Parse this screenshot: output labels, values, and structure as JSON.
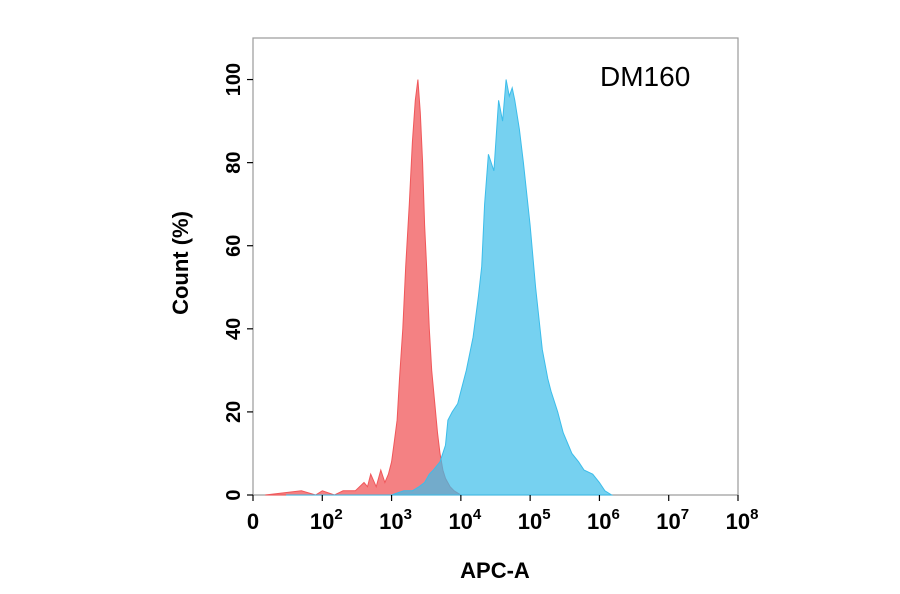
{
  "chart_data": {
    "type": "area",
    "annotation": "DM160",
    "xlabel": "APC-A",
    "ylabel": "Count  (%)",
    "x_scale": "log",
    "xlim": [
      10,
      100000000
    ],
    "ylim": [
      0,
      110
    ],
    "grid": false,
    "x_tick_labels": [
      {
        "value": 10,
        "base": "0",
        "exp": ""
      },
      {
        "value": 100,
        "base": "10",
        "exp": "2"
      },
      {
        "value": 1000,
        "base": "10",
        "exp": "3"
      },
      {
        "value": 10000,
        "base": "10",
        "exp": "4"
      },
      {
        "value": 100000,
        "base": "10",
        "exp": "5"
      },
      {
        "value": 1000000,
        "base": "10",
        "exp": "6"
      },
      {
        "value": 10000000,
        "base": "10",
        "exp": "7"
      },
      {
        "value": 100000000,
        "base": "10",
        "exp": "8"
      }
    ],
    "y_ticks": [
      "0",
      "20",
      "40",
      "60",
      "80",
      "100"
    ],
    "series": [
      {
        "color": "#f0575a",
        "opacity": 0.75,
        "x": [
          15,
          50,
          80,
          100,
          150,
          200,
          300,
          400,
          450,
          500,
          600,
          700,
          800,
          900,
          1000,
          1100,
          1200,
          1300,
          1450,
          1600,
          1800,
          2000,
          2200,
          2400,
          2600,
          2800,
          3000,
          3200,
          3500,
          3800,
          4200,
          4600,
          5000,
          5500,
          6000,
          7000,
          8000,
          10000
        ],
        "y": [
          0,
          1,
          0,
          1,
          0,
          1,
          1,
          3,
          2,
          5,
          2,
          6,
          3,
          5,
          8,
          13,
          18,
          28,
          40,
          55,
          70,
          85,
          95,
          100,
          92,
          80,
          65,
          55,
          40,
          30,
          22,
          15,
          10,
          6,
          4,
          2,
          1,
          0
        ]
      },
      {
        "color": "#3cbdea",
        "opacity": 0.7,
        "x": [
          30,
          1000,
          1500,
          2000,
          2500,
          3000,
          3500,
          4000,
          5000,
          6000,
          6500,
          7500,
          9000,
          10000,
          12000,
          15000,
          18000,
          20000,
          22000,
          25000,
          30000,
          35000,
          40000,
          45000,
          50000,
          55000,
          60000,
          70000,
          80000,
          100000,
          120000,
          150000,
          180000,
          200000,
          250000,
          300000,
          400000,
          500000,
          600000,
          800000,
          1000000,
          1200000,
          1500000
        ],
        "y": [
          0,
          0,
          1,
          1,
          2,
          3,
          5,
          6,
          8,
          12,
          18,
          20,
          22,
          25,
          30,
          38,
          48,
          55,
          70,
          82,
          78,
          95,
          90,
          100,
          96,
          98,
          95,
          88,
          80,
          65,
          50,
          35,
          28,
          25,
          20,
          15,
          10,
          8,
          6,
          5,
          3,
          1,
          0
        ]
      }
    ]
  }
}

What the exercise asks
Every entry must be written out exactly, with all pictures left out.

Task solution
Parse this screenshot: output labels, values, and structure as JSON.
{
  "chart_data": {
    "type": "area",
    "annotation": "DM160",
    "xlabel": "APC-A",
    "ylabel": "Count  (%)",
    "x_scale": "log",
    "xlim": [
      10,
      100000000
    ],
    "ylim": [
      0,
      110
    ],
    "grid": false,
    "x_tick_labels": [
      {
        "value": 10,
        "base": "0",
        "exp": ""
      },
      {
        "value": 100,
        "base": "10",
        "exp": "2"
      },
      {
        "value": 1000,
        "base": "10",
        "exp": "3"
      },
      {
        "value": 10000,
        "base": "10",
        "exp": "4"
      },
      {
        "value": 100000,
        "base": "10",
        "exp": "5"
      },
      {
        "value": 1000000,
        "base": "10",
        "exp": "6"
      },
      {
        "value": 10000000,
        "base": "10",
        "exp": "7"
      },
      {
        "value": 100000000,
        "base": "10",
        "exp": "8"
      }
    ],
    "y_ticks": [
      "0",
      "20",
      "40",
      "60",
      "80",
      "100"
    ],
    "series": [
      {
        "color": "#f0575a",
        "opacity": 0.75,
        "x": [
          15,
          50,
          80,
          100,
          150,
          200,
          300,
          400,
          450,
          500,
          600,
          700,
          800,
          900,
          1000,
          1100,
          1200,
          1300,
          1450,
          1600,
          1800,
          2000,
          2200,
          2400,
          2600,
          2800,
          3000,
          3200,
          3500,
          3800,
          4200,
          4600,
          5000,
          5500,
          6000,
          7000,
          8000,
          10000
        ],
        "y": [
          0,
          1,
          0,
          1,
          0,
          1,
          1,
          3,
          2,
          5,
          2,
          6,
          3,
          5,
          8,
          13,
          18,
          28,
          40,
          55,
          70,
          85,
          95,
          100,
          92,
          80,
          65,
          55,
          40,
          30,
          22,
          15,
          10,
          6,
          4,
          2,
          1,
          0
        ]
      },
      {
        "color": "#3cbdea",
        "opacity": 0.7,
        "x": [
          30,
          1000,
          1500,
          2000,
          2500,
          3000,
          3500,
          4000,
          5000,
          6000,
          6500,
          7500,
          9000,
          10000,
          12000,
          15000,
          18000,
          20000,
          22000,
          25000,
          30000,
          35000,
          40000,
          45000,
          50000,
          55000,
          60000,
          70000,
          80000,
          100000,
          120000,
          150000,
          180000,
          200000,
          250000,
          300000,
          400000,
          500000,
          600000,
          800000,
          1000000,
          1200000,
          1500000
        ],
        "y": [
          0,
          0,
          1,
          1,
          2,
          3,
          5,
          6,
          8,
          12,
          18,
          20,
          22,
          25,
          30,
          38,
          48,
          55,
          70,
          82,
          78,
          95,
          90,
          100,
          96,
          98,
          95,
          88,
          80,
          65,
          50,
          35,
          28,
          25,
          20,
          15,
          10,
          8,
          6,
          5,
          3,
          1,
          0
        ]
      }
    ]
  }
}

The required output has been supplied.